▸ What you are asked to do: Give the entries below again exactly. Their pictures are not needed.

▸ Input material:
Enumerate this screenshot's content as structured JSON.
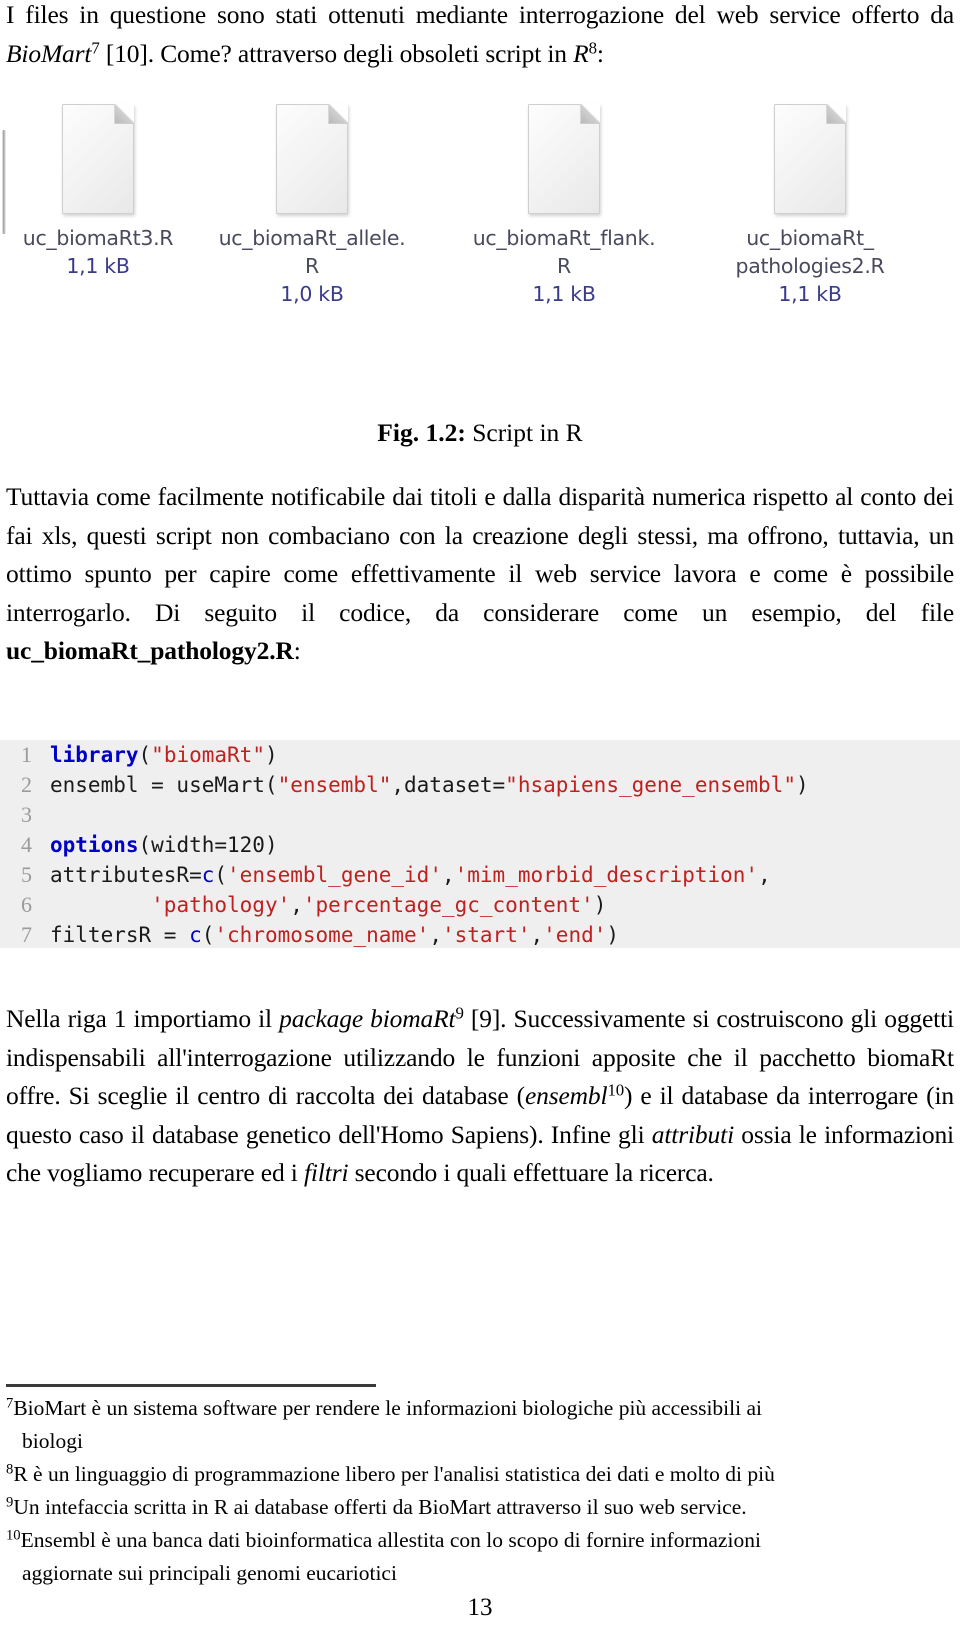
{
  "document": {
    "page_number": "13",
    "intro_paragraph": {
      "part1": "I files in questione sono stati ottenuti mediante interrogazione del web service offerto da ",
      "biomart_italic": "BioMart",
      "biomart_sup": "7",
      "part2": " [10]. Come? attraverso degli obsoleti script in ",
      "r_italic": "R",
      "r_sup": "8",
      "part3": ":"
    }
  },
  "figure": {
    "caption_label": "Fig. 1.2:",
    "caption_text": " Script in R",
    "files": [
      {
        "name": "uc_biomaRt3.R",
        "size": "1,1 kB",
        "icon": "file-document-icon"
      },
      {
        "name": "uc_biomaRt_allele.\nR",
        "size": "1,0 kB",
        "icon": "file-document-icon"
      },
      {
        "name": "uc_biomaRt_flank.\nR",
        "size": "1,1 kB",
        "icon": "file-document-icon"
      },
      {
        "name": "uc_biomaRt_\npathologies2.R",
        "size": "1,1 kB",
        "icon": "file-document-icon"
      }
    ]
  },
  "body": {
    "paragraph1": {
      "text_a": "Tuttavia come facilmente notificabile dai titoli e dalla disparità numerica rispetto al conto dei fai xls, questi script non combaciano con la creazione degli stessi, ma offrono, tuttavia, un ottimo spunto per capire come effettivamente il web service lavora e come è possibile interrogarlo. Di seguito il codice, da considerare come un esempio, del file ",
      "filename_bold": "uc_biomaRt_pathology2.R",
      "text_b": ":"
    },
    "paragraph2": {
      "text_a": "Nella riga 1 importiamo il ",
      "italic_a": "package biomaRt",
      "sup_a": "9",
      "text_b": " [9].  Successivamente si costruiscono gli oggetti indispensabili all'interrogazione utilizzando le funzioni apposite che il pacchetto biomaRt offre.  Si sceglie il centro di raccolta dei database (",
      "italic_b": "ensembl",
      "sup_b": "10",
      "text_c": ") e il database da interrogare (in questo caso il database genetico dell'Homo Sapiens).  Infine gli ",
      "italic_c": "attributi",
      "text_d": " ossia le informazioni che vogliamo recuperare ed i ",
      "italic_d": "filtri",
      "text_e": " secondo i quali effettuare la ricerca."
    }
  },
  "code_listing": {
    "background_color": "#efefef",
    "keyword_color": "#0000c8",
    "string_color": "#c02020",
    "linenum_color": "#9b9b9b",
    "lines": [
      {
        "num": "1",
        "segments": [
          {
            "t": "library",
            "c": "kw"
          },
          {
            "t": "(",
            "c": ""
          },
          {
            "t": "\"biomaRt\"",
            "c": "str"
          },
          {
            "t": ")",
            "c": ""
          }
        ]
      },
      {
        "num": "2",
        "segments": [
          {
            "t": "ensembl = useMart(",
            "c": ""
          },
          {
            "t": "\"ensembl\"",
            "c": "str"
          },
          {
            "t": ",dataset=",
            "c": ""
          },
          {
            "t": "\"hsapiens_gene_ensembl\"",
            "c": "str"
          },
          {
            "t": ")",
            "c": ""
          }
        ]
      },
      {
        "num": "3",
        "segments": [
          {
            "t": "",
            "c": ""
          }
        ]
      },
      {
        "num": "4",
        "segments": [
          {
            "t": "options",
            "c": "kw"
          },
          {
            "t": "(width=120)",
            "c": ""
          }
        ]
      },
      {
        "num": "5",
        "segments": [
          {
            "t": "attributesR=",
            "c": ""
          },
          {
            "t": "c",
            "c": "fn"
          },
          {
            "t": "(",
            "c": ""
          },
          {
            "t": "'ensembl_gene_id'",
            "c": "str"
          },
          {
            "t": ",",
            "c": ""
          },
          {
            "t": "'mim_morbid_description'",
            "c": "str"
          },
          {
            "t": ",",
            "c": ""
          }
        ]
      },
      {
        "num": "6",
        "segments": [
          {
            "t": "        ",
            "c": ""
          },
          {
            "t": "'pathology'",
            "c": "str"
          },
          {
            "t": ",",
            "c": ""
          },
          {
            "t": "'percentage_gc_content'",
            "c": "str"
          },
          {
            "t": ")",
            "c": ""
          }
        ]
      },
      {
        "num": "7",
        "segments": [
          {
            "t": "filtersR = ",
            "c": ""
          },
          {
            "t": "c",
            "c": "fn"
          },
          {
            "t": "(",
            "c": ""
          },
          {
            "t": "'chromosome_name'",
            "c": "str"
          },
          {
            "t": ",",
            "c": ""
          },
          {
            "t": "'start'",
            "c": "str"
          },
          {
            "t": ",",
            "c": ""
          },
          {
            "t": "'end'",
            "c": "str"
          },
          {
            "t": ")",
            "c": ""
          }
        ]
      }
    ]
  },
  "footnotes": [
    {
      "marker": "7",
      "line1": "BioMart è un sistema software per rendere le informazioni biologiche più accessibili ai",
      "line2": "biologi"
    },
    {
      "marker": "8",
      "line1": "R è un linguaggio di programmazione libero per l'analisi statistica dei dati e molto di più",
      "line2": ""
    },
    {
      "marker": "9",
      "line1": "Un intefaccia scritta in R ai database offerti da BioMart attraverso il suo web service.",
      "line2": ""
    },
    {
      "marker": "10",
      "line1": "Ensembl è una banca dati bioinformatica allestita con lo scopo di fornire informazioni",
      "line2": "aggiornate sui principali genomi eucariotici"
    }
  ]
}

▸ Solution to this problem:
Enumerate this screenshot's content as structured JSON.
{
  "document": {
    "page_number": "13",
    "intro_paragraph": {
      "part1": "I files in questione sono stati ottenuti mediante interrogazione del web service offerto da ",
      "biomart_italic": "BioMart",
      "biomart_sup": "7",
      "part2": " [10]. Come? attraverso degli obsoleti script in ",
      "r_italic": "R",
      "r_sup": "8",
      "part3": ":"
    }
  },
  "figure": {
    "caption_label": "Fig. 1.2:",
    "caption_text": " Script in R",
    "files": [
      {
        "name": "uc_biomaRt3.R",
        "size": "1,1 kB",
        "icon": "file-document-icon"
      },
      {
        "name": "uc_biomaRt_allele.\nR",
        "size": "1,0 kB",
        "icon": "file-document-icon"
      },
      {
        "name": "uc_biomaRt_flank.\nR",
        "size": "1,1 kB",
        "icon": "file-document-icon"
      },
      {
        "name": "uc_biomaRt_\npathologies2.R",
        "size": "1,1 kB",
        "icon": "file-document-icon"
      }
    ]
  },
  "body": {
    "paragraph1": {
      "text_a": "Tuttavia come facilmente notificabile dai titoli e dalla disparità numerica rispetto al conto dei fai xls, questi script non combaciano con la creazione degli stessi, ma offrono, tuttavia, un ottimo spunto per capire come effettivamente il web service lavora e come è possibile interrogarlo. Di seguito il codice, da considerare come un esempio, del file ",
      "filename_bold": "uc_biomaRt_pathology2.R",
      "text_b": ":"
    },
    "paragraph2": {
      "text_a": "Nella riga 1 importiamo il ",
      "italic_a": "package biomaRt",
      "sup_a": "9",
      "text_b": " [9].  Successivamente si costruiscono gli oggetti indispensabili all'interrogazione utilizzando le funzioni apposite che il pacchetto biomaRt offre.  Si sceglie il centro di raccolta dei database (",
      "italic_b": "ensembl",
      "sup_b": "10",
      "text_c": ") e il database da interrogare (in questo caso il database genetico dell'Homo Sapiens).  Infine gli ",
      "italic_c": "attributi",
      "text_d": " ossia le informazioni che vogliamo recuperare ed i ",
      "italic_d": "filtri",
      "text_e": " secondo i quali effettuare la ricerca."
    }
  },
  "code_listing": {
    "background_color": "#efefef",
    "keyword_color": "#0000c8",
    "string_color": "#c02020",
    "linenum_color": "#9b9b9b",
    "lines": [
      {
        "num": "1",
        "segments": [
          {
            "t": "library",
            "c": "kw"
          },
          {
            "t": "(",
            "c": ""
          },
          {
            "t": "\"biomaRt\"",
            "c": "str"
          },
          {
            "t": ")",
            "c": ""
          }
        ]
      },
      {
        "num": "2",
        "segments": [
          {
            "t": "ensembl = useMart(",
            "c": ""
          },
          {
            "t": "\"ensembl\"",
            "c": "str"
          },
          {
            "t": ",dataset=",
            "c": ""
          },
          {
            "t": "\"hsapiens_gene_ensembl\"",
            "c": "str"
          },
          {
            "t": ")",
            "c": ""
          }
        ]
      },
      {
        "num": "3",
        "segments": [
          {
            "t": "",
            "c": ""
          }
        ]
      },
      {
        "num": "4",
        "segments": [
          {
            "t": "options",
            "c": "kw"
          },
          {
            "t": "(width=120)",
            "c": ""
          }
        ]
      },
      {
        "num": "5",
        "segments": [
          {
            "t": "attributesR=",
            "c": ""
          },
          {
            "t": "c",
            "c": "fn"
          },
          {
            "t": "(",
            "c": ""
          },
          {
            "t": "'ensembl_gene_id'",
            "c": "str"
          },
          {
            "t": ",",
            "c": ""
          },
          {
            "t": "'mim_morbid_description'",
            "c": "str"
          },
          {
            "t": ",",
            "c": ""
          }
        ]
      },
      {
        "num": "6",
        "segments": [
          {
            "t": "        ",
            "c": ""
          },
          {
            "t": "'pathology'",
            "c": "str"
          },
          {
            "t": ",",
            "c": ""
          },
          {
            "t": "'percentage_gc_content'",
            "c": "str"
          },
          {
            "t": ")",
            "c": ""
          }
        ]
      },
      {
        "num": "7",
        "segments": [
          {
            "t": "filtersR = ",
            "c": ""
          },
          {
            "t": "c",
            "c": "fn"
          },
          {
            "t": "(",
            "c": ""
          },
          {
            "t": "'chromosome_name'",
            "c": "str"
          },
          {
            "t": ",",
            "c": ""
          },
          {
            "t": "'start'",
            "c": "str"
          },
          {
            "t": ",",
            "c": ""
          },
          {
            "t": "'end'",
            "c": "str"
          },
          {
            "t": ")",
            "c": ""
          }
        ]
      }
    ]
  },
  "footnotes": [
    {
      "marker": "7",
      "line1": "BioMart è un sistema software per rendere le informazioni biologiche più accessibili ai",
      "line2": "biologi"
    },
    {
      "marker": "8",
      "line1": "R è un linguaggio di programmazione libero per l'analisi statistica dei dati e molto di più",
      "line2": ""
    },
    {
      "marker": "9",
      "line1": "Un intefaccia scritta in R ai database offerti da BioMart attraverso il suo web service.",
      "line2": ""
    },
    {
      "marker": "10",
      "line1": "Ensembl è una banca dati bioinformatica allestita con lo scopo di fornire informazioni",
      "line2": "aggiornate sui principali genomi eucariotici"
    }
  ]
}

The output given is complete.